__Brief__. Extract the lines that hold the string "such".
+--
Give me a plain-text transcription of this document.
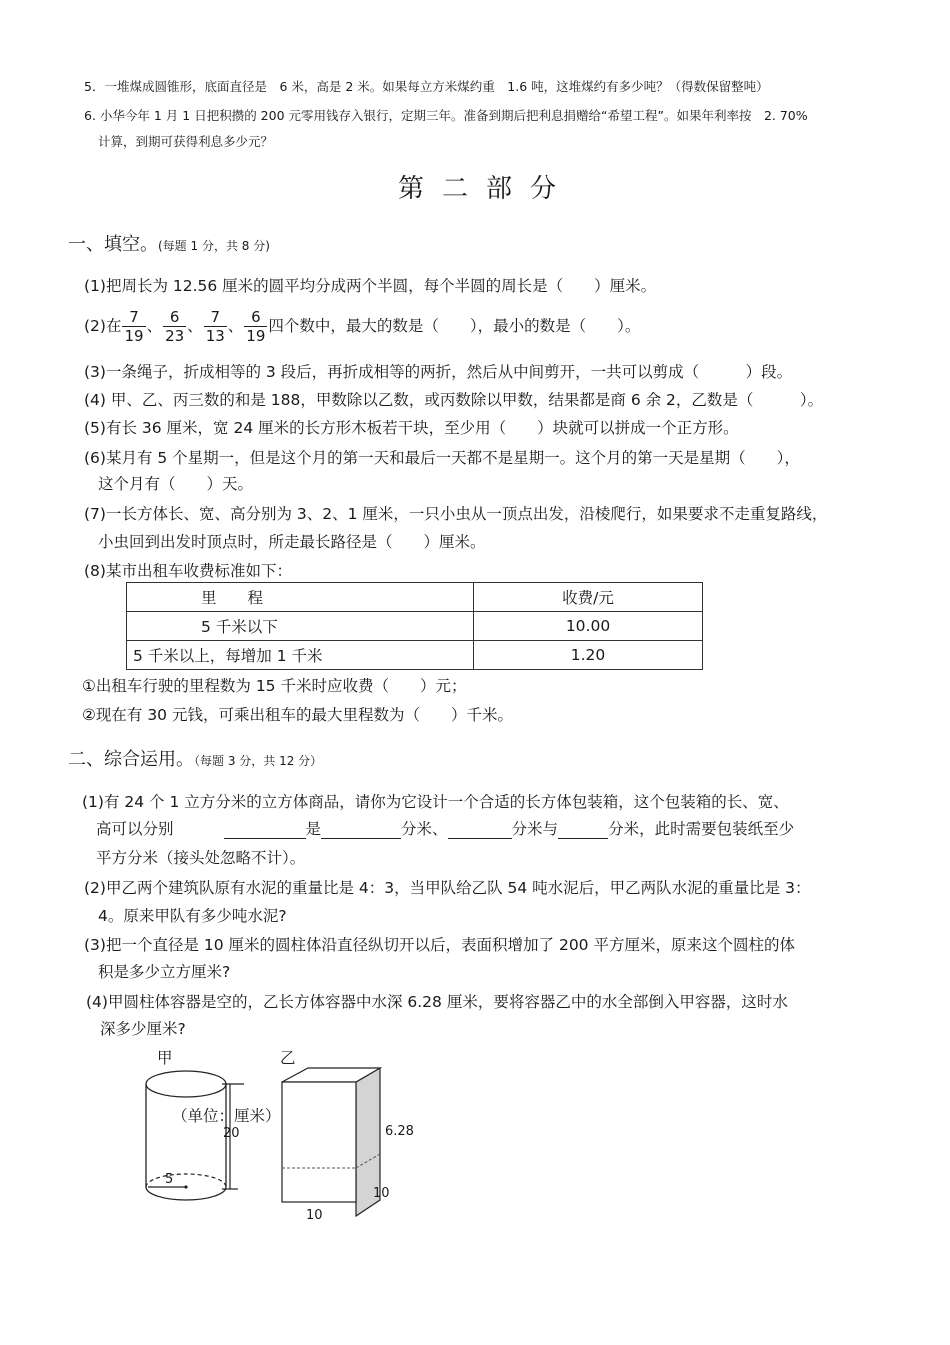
5．一堆煤成圆锥形，底面直径是　6 米，高是 2 米。如果每立方米煤约重　1.6 吨，这堆煤约有多少吨？（得数保留整吨）
6. 小华今年 1 月 1 日把积攒的 200 元零用钱存入银行，定期三年。准备到期后把利息捐赠给“希望工程”。如果年利率按　2. 70%
计算，到期可获得利息多少元？
第二部分
一、填空。(每题 1 分，共 8 分)
(1)把周长为 12.56 厘米的圆平均分成两个半圆，每个半圆的周长是（　　）厘米。
(2)在 $\frac{7}{19}$ 、 $\frac{6}{23}$ 、 $\frac{7}{13}$ 、 $\frac{6}{19}$ 四个数中，最大的数是（　　），最小的数是（　　）。
(3)一条绳子，折成相等的 3 段后，再折成相等的两折，然后从中间剪开，一共可以剪成（　　　）段。
(4) 甲、乙、丙三数的和是 188，甲数除以乙数，或丙数除以甲数，结果都是商 6 余 2，乙数是（　　　）。
(5)有长 36 厘米，宽 24 厘米的长方形木板若干块，至少用（　　）块就可以拼成一个正方形。
(6)某月有 5 个星期一，但是这个月的第一天和最后一天都不是星期一。这个月的第一天是星期（　　），
这个月有（　　）天。
(7)一长方体长、宽、高分别为 3、2、1 厘米，一只小虫从一顶点出发，沿棱爬行，如果要求不走重复路线，
小虫回到出发时顶点时，所走最长路径是（　　）厘米。
(8)某市出租车收费标准如下：
里　　程	收费/元
5 千米以下	10.00
5 千米以上，每增加 1 千米	1.20
①出租车行驶的里程数为 15 千米时应收费（　　）元；
②现在有 30 元钱，可乘出租车的最大里程数为（　　）千米。
二、综合运用。（每题 3 分，共 12 分）
(1)有 24 个 1 立方分米的立方体商品，请你为它设计一个合适的长方体包装箱，这个包装箱的长、宽、
高可以分别	是	分米、	分米与	分米，此时需要包装纸至少
平方分米（接头处忽略不计）。
(2)甲乙两个建筑队原有水泥的重量比是 4：3，当甲队给乙队 54 吨水泥后，甲乙两队水泥的重量比是 3：
4。原来甲队有多少吨水泥?
(3)把一个直径是 10 厘米的圆柱体沿直径纵切开以后，表面积增加了 200 平方厘米，原来这个圆柱的体
积是多少立方厘米?
(4)甲圆柱体容器是空的，乙长方体容器中水深 6.28 厘米，要将容器乙中的水全部倒入甲容器，这时水
深多少厘米?
甲	乙
（单位：厘米）
20
5
6.28
10
10
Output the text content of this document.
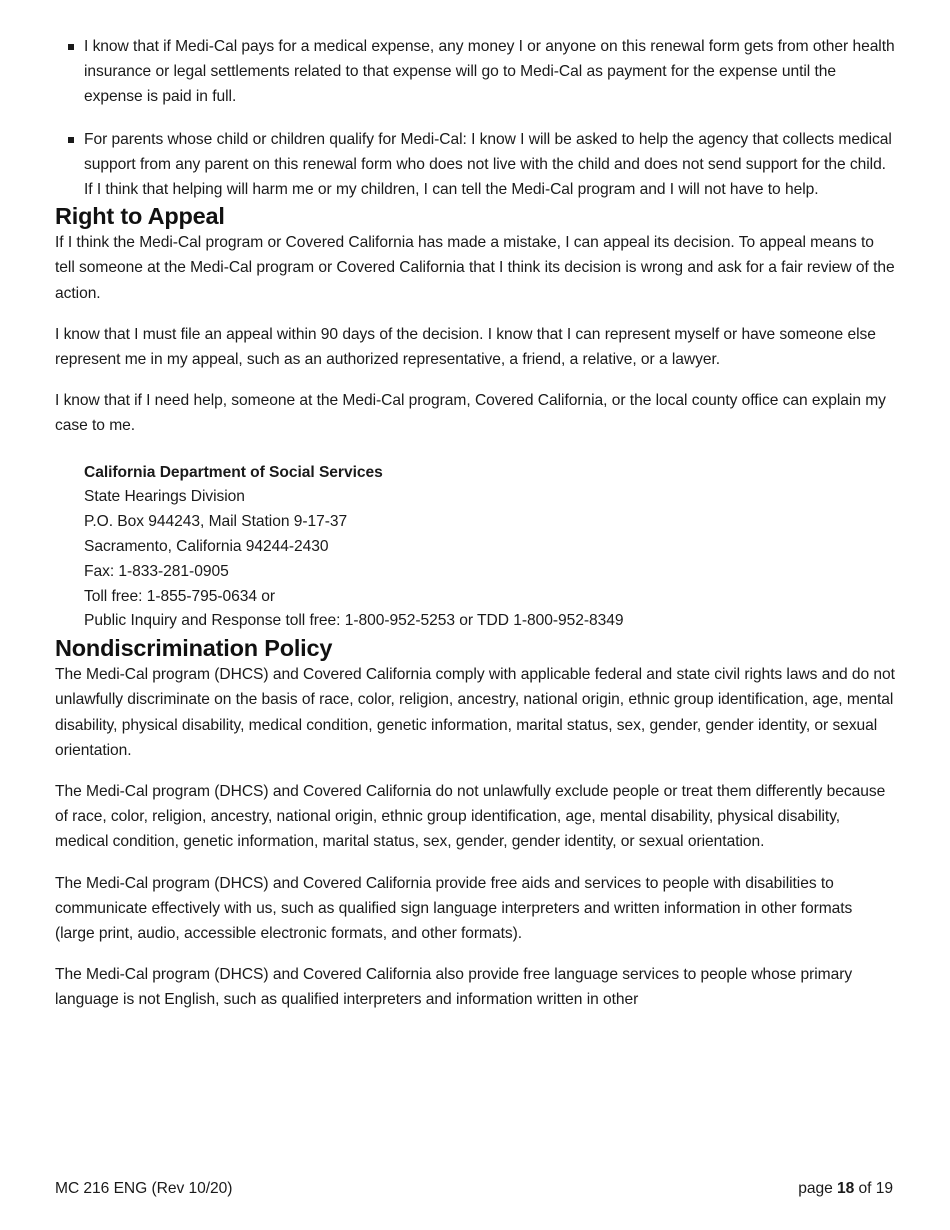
I know that if Medi-Cal pays for a medical expense, any money I or anyone on this renewal form gets from other health insurance or legal settlements related to that expense will go to Medi-Cal as payment for the expense until the expense is paid in full.
For parents whose child or children qualify for Medi-Cal: I know I will be asked to help the agency that collects medical support from any parent on this renewal form who does not live with the child and does not send support for the child. If I think that helping will harm me or my children, I can tell the Medi-Cal program and I will not have to help.
Right to Appeal

If I think the Medi-Cal program or Covered California has made a mistake, I can appeal its decision. To appeal means to tell someone at the Medi-Cal program or Covered California that I think its decision is wrong and ask for a fair review of the action.

I know that I must file an appeal within 90 days of the decision. I know that I can represent myself or have someone else represent me in my appeal, such as an authorized representative, a friend, a relative, or a lawyer.

I know that if I need help, someone at the Medi-Cal program, Covered California, or the local county office can explain my case to me.

California Department of Social Services
State Hearings Division
P.O. Box 944243, Mail Station 9-17-37
Sacramento, California 94244-2430
Fax: 1-833-281-0905
Toll free: 1-855-795-0634 or
Public Inquiry and Response toll free: 1-800-952-5253 or TDD 1-800-952-8349
Nondiscrimination Policy

The Medi-Cal program (DHCS) and Covered California comply with applicable federal and state civil rights laws and do not unlawfully discriminate on the basis of race, color, religion, ancestry, national origin, ethnic group identification, age, mental disability, physical disability, medical condition, genetic information, marital status, sex, gender, gender identity, or sexual orientation.

The Medi-Cal program (DHCS) and Covered California do not unlawfully exclude people or treat them differently because of race, color, religion, ancestry, national origin, ethnic group identification, age, mental disability, physical disability, medical condition, genetic information, marital status, sex, gender, gender identity, or sexual orientation.

The Medi-Cal program (DHCS) and Covered California provide free aids and services to people with disabilities to communicate effectively with us, such as qualified sign language interpreters and written information in other formats (large print, audio, accessible electronic formats, and other formats).

The Medi-Cal program (DHCS) and Covered California also provide free language services to people whose primary language is not English, such as qualified interpreters and information written in other

MC 216 ENG (Rev 10/20)	page 18 of 19
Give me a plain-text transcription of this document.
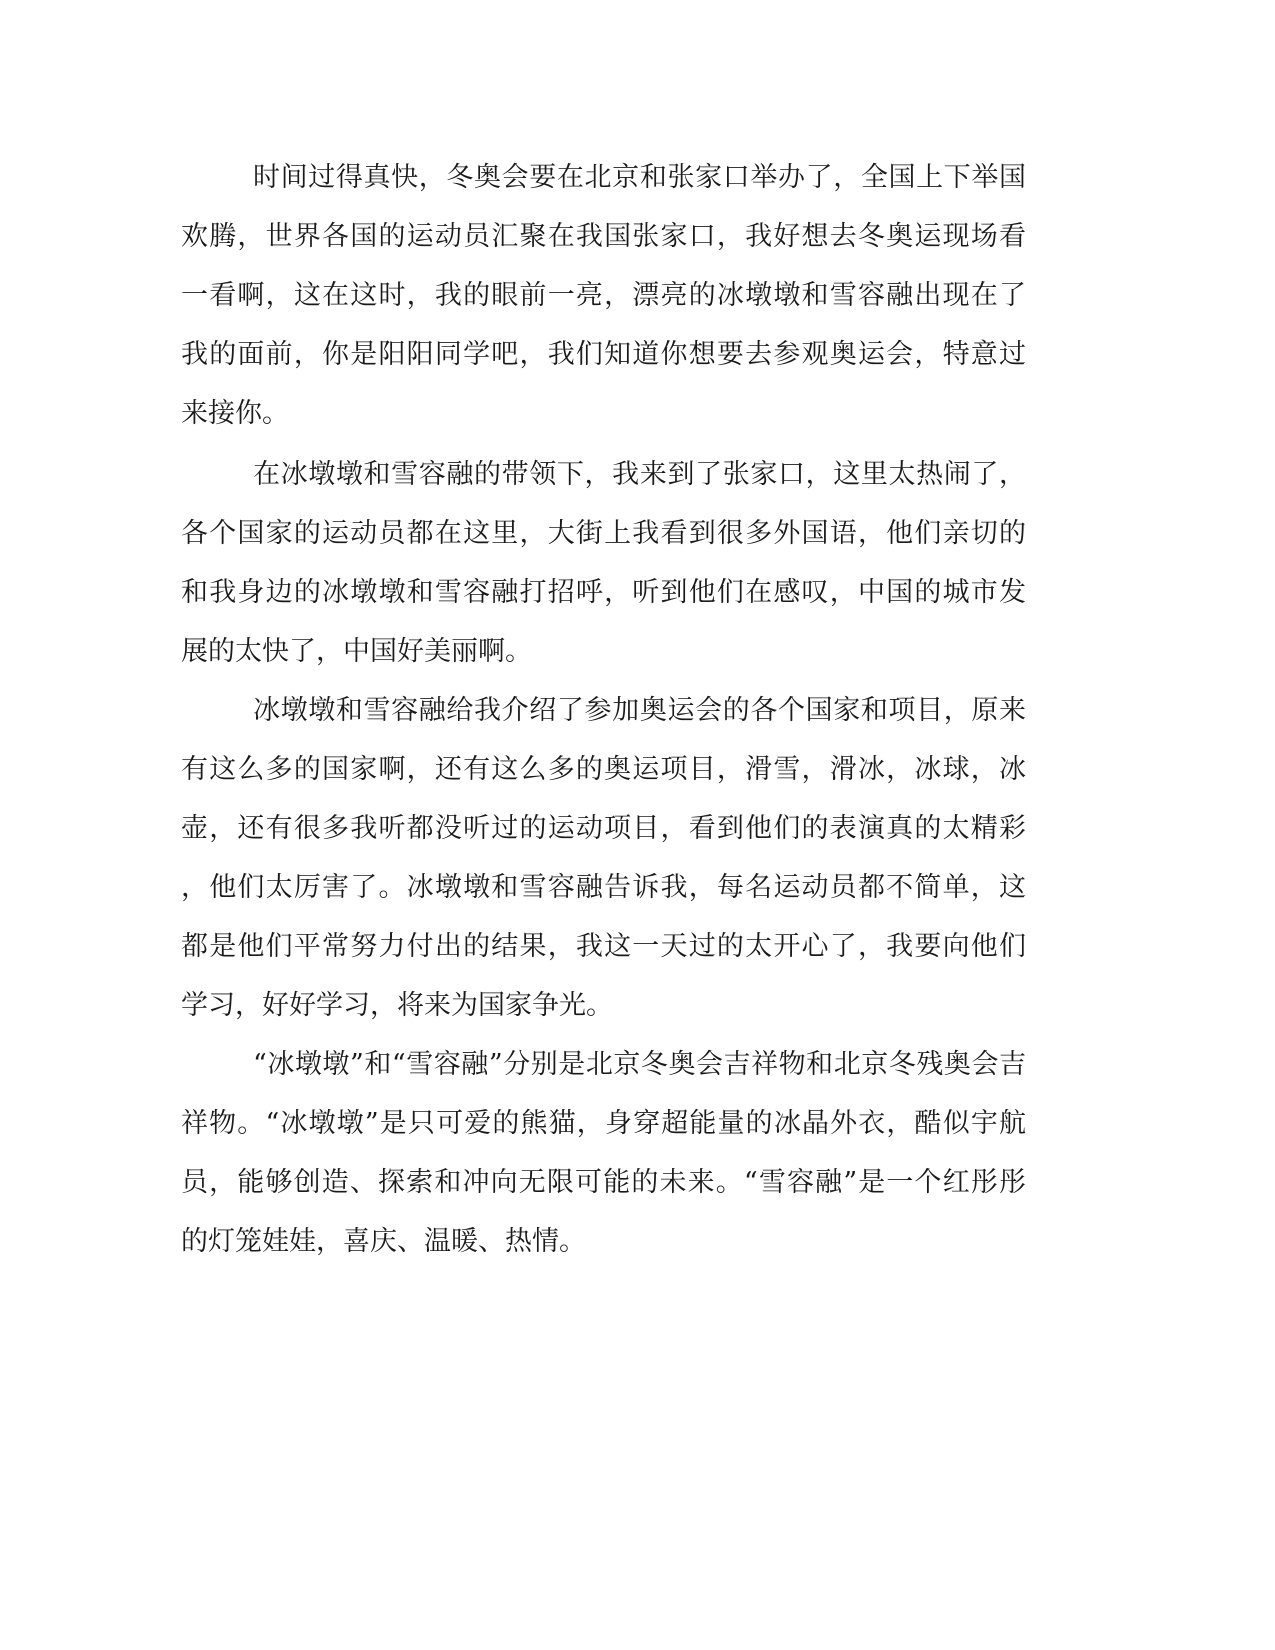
时间过得真快，冬奥会要在北京和张家口举办了，全国上下举国
欢腾，世界各国的运动员汇聚在我国张家口，我好想去冬奥运现场看
一看啊，这在这时，我的眼前一亮，漂亮的冰墩墩和雪容融出现在了
我的面前，你是阳阳同学吧，我们知道你想要去参观奥运会，特意过
来接你。
在冰墩墩和雪容融的带领下，我来到了张家口，这里太热闹了，
各个国家的运动员都在这里，大街上我看到很多外国语，他们亲切的
和我身边的冰墩墩和雪容融打招呼，听到他们在感叹，中国的城市发
展的太快了，中国好美丽啊。
冰墩墩和雪容融给我介绍了参加奥运会的各个国家和项目，原来
有这么多的国家啊，还有这么多的奥运项目，滑雪，滑冰，冰球，冰
壶，还有很多我听都没听过的运动项目，看到他们的表演真的太精彩
，他们太厉害了。冰墩墩和雪容融告诉我，每名运动员都不简单，这
都是他们平常努力付出的结果，我这一天过的太开心了，我要向他们
学习，好好学习，将来为国家争光。
“冰墩墩”和“雪容融”分别是北京冬奥会吉祥物和北京冬残奥会吉
祥物。“冰墩墩”是只可爱的熊猫，身穿超能量的冰晶外衣，酷似宇航
员，能够创造、探索和冲向无限可能的未来。“雪容融”是一个红彤彤
的灯笼娃娃，喜庆、温暖、热情。
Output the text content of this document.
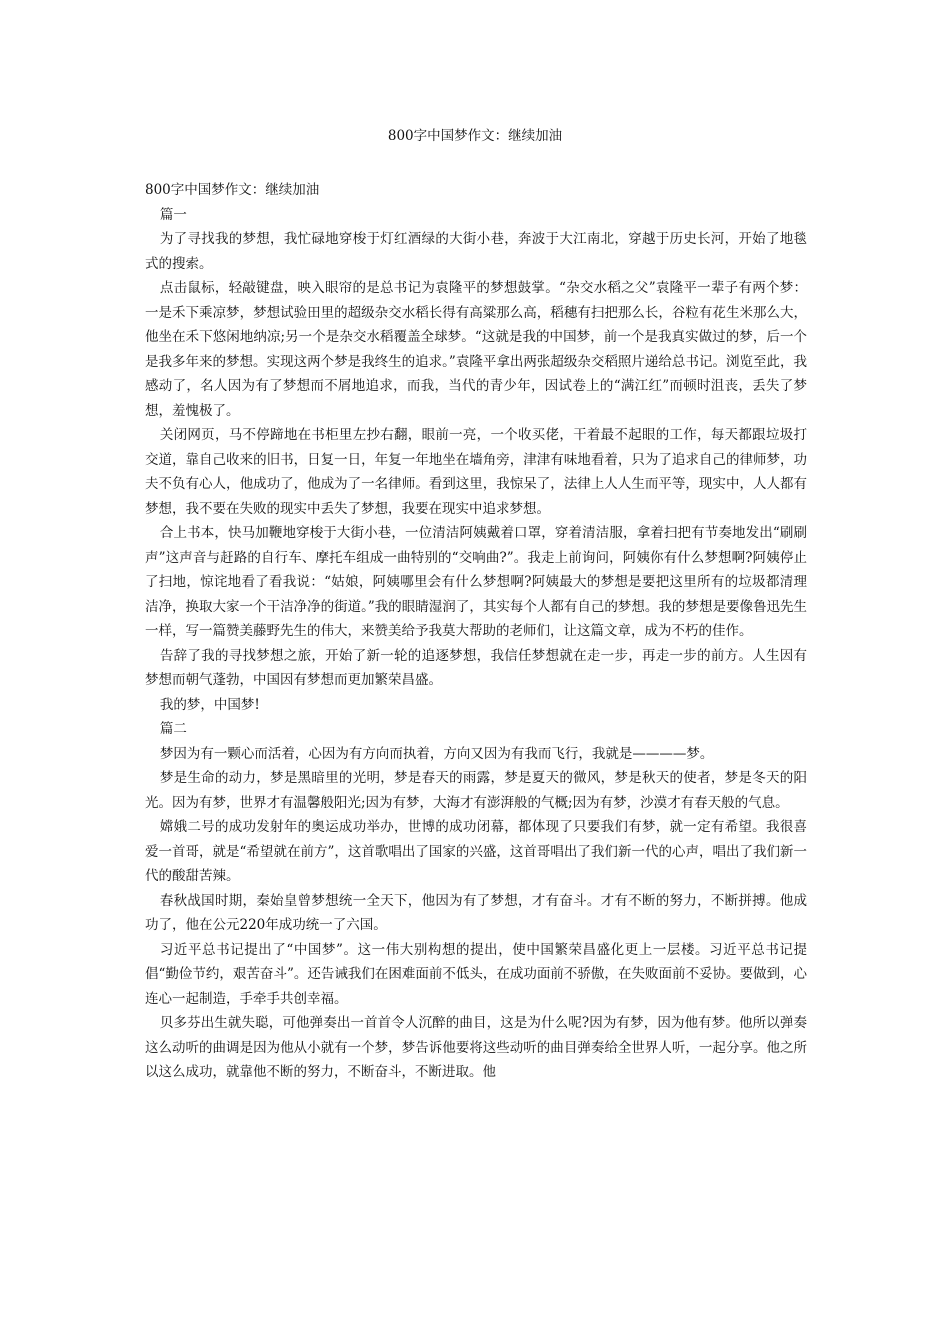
800字中国梦作文：继续加油

800字中国梦作文：继续加油

篇一

为了寻找我的梦想，我忙碌地穿梭于灯红酒绿的大街小巷，奔波于大江南北，穿越于历史长河，开始了地毯式的搜索。

点击鼠标，轻敲键盘，映入眼帘的是总书记为袁隆平的梦想鼓掌。“杂交水稻之父”袁隆平一辈子有两个梦：一是禾下乘凉梦，梦想试验田里的超级杂交水稻长得有高粱那么高，稻穗有扫把那么长，谷粒有花生米那么大，他坐在禾下悠闲地纳凉;另一个是杂交水稻覆盖全球梦。“这就是我的中国梦，前一个是我真实做过的梦，后一个是我多年来的梦想。实现这两个梦是我终生的追求。”袁隆平拿出两张超级杂交稻照片递给总书记。浏览至此，我感动了，名人因为有了梦想而不屑地追求，而我，当代的青少年，因试卷上的“满江红”而顿时沮丧，丢失了梦想，羞愧极了。

关闭网页，马不停蹄地在书柜里左抄右翻，眼前一亮，一个收买佬，干着最不起眼的工作，每天都跟垃圾打交道，靠自己收来的旧书，日复一日，年复一年地坐在墙角旁，津津有味地看着，只为了追求自己的律师梦，功夫不负有心人，他成功了，他成为了一名律师。看到这里，我惊呆了，法律上人人生而平等，现实中，人人都有梦想，我不要在失败的现实中丢失了梦想，我要在现实中追求梦想。

合上书本，快马加鞭地穿梭于大街小巷，一位清洁阿姨戴着口罩，穿着清洁服，拿着扫把有节奏地发出“刷刷声”这声音与赶路的自行车、摩托车组成一曲特别的“交响曲?”。我走上前询问，阿姨你有什么梦想啊?阿姨停止了扫地，惊诧地看了看我说：“姑娘，阿姨哪里会有什么梦想啊?阿姨最大的梦想是要把这里所有的垃圾都清理洁净，换取大家一个干洁净净的街道。”我的眼睛湿润了，其实每个人都有自己的梦想。我的梦想是要像鲁迅先生一样，写一篇赞美藤野先生的伟大，来赞美给予我莫大帮助的老师们，让这篇文章，成为不朽的佳作。

告辞了我的寻找梦想之旅，开始了新一轮的追逐梦想，我信任梦想就在走一步，再走一步的前方。人生因有梦想而朝气蓬勃，中国因有梦想而更加繁荣昌盛。

我的梦，中国梦!

篇二

梦因为有一颗心而活着，心因为有方向而执着，方向又因为有我而飞行，我就是————梦。

梦是生命的动力，梦是黑暗里的光明，梦是春天的雨露，梦是夏天的微风，梦是秋天的使者，梦是冬天的阳光。因为有梦，世界才有温馨般阳光;因为有梦，大海才有澎湃般的气概;因为有梦，沙漠才有春天般的气息。

嫦娥二号的成功发射年的奥运成功举办，世博的成功闭幕，都体现了只要我们有梦，就一定有希望。我很喜爱一首哥，就是“希望就在前方”，这首歌唱出了国家的兴盛，这首哥唱出了我们新一代的心声，唱出了我们新一代的酸甜苦辣。

春秋战国时期，秦始皇曾梦想统一全天下，他因为有了梦想，才有奋斗。才有不断的努力，不断拼搏。他成功了，他在公元220年成功统一了六国。

习近平总书记提出了“中国梦”。这一伟大别构想的提出，使中国繁荣昌盛化更上一层楼。习近平总书记提倡“勤俭节约，艰苦奋斗”。还告诫我们在困难面前不低头，在成功面前不骄傲，在失败面前不妥协。要做到，心连心一起制造，手牵手共创幸福。

贝多芬出生就失聪，可他弹奏出一首首令人沉醉的曲目，这是为什么呢?因为有梦，因为他有梦。他所以弹奏这么动听的曲调是因为他从小就有一个梦，梦告诉他要将这些动听的曲目弹奏给全世界人听，一起分享。他之所以这么成功，就靠他不断的努力，不断奋斗，不断进取。他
+--
__Answer for the task__.
I know that I must file an appeal within 90 days of the decision. I know that I can represent myself or have someone else represent me in my appeal, such as an authorized representative, a friend, a relative, or a lawyer.
The Medi-Cal program (DHCS) and Covered California provide free aids and services to people with disabilities to communicate effectively with us, such as qualified sign language interpreters and written information in other formats (large print, audio, accessible electronic formats, and other formats).
The Medi-Cal program (DHCS) and Covered California also provide free language services to people whose primary language is not English, such as qualified interpreters and information written in other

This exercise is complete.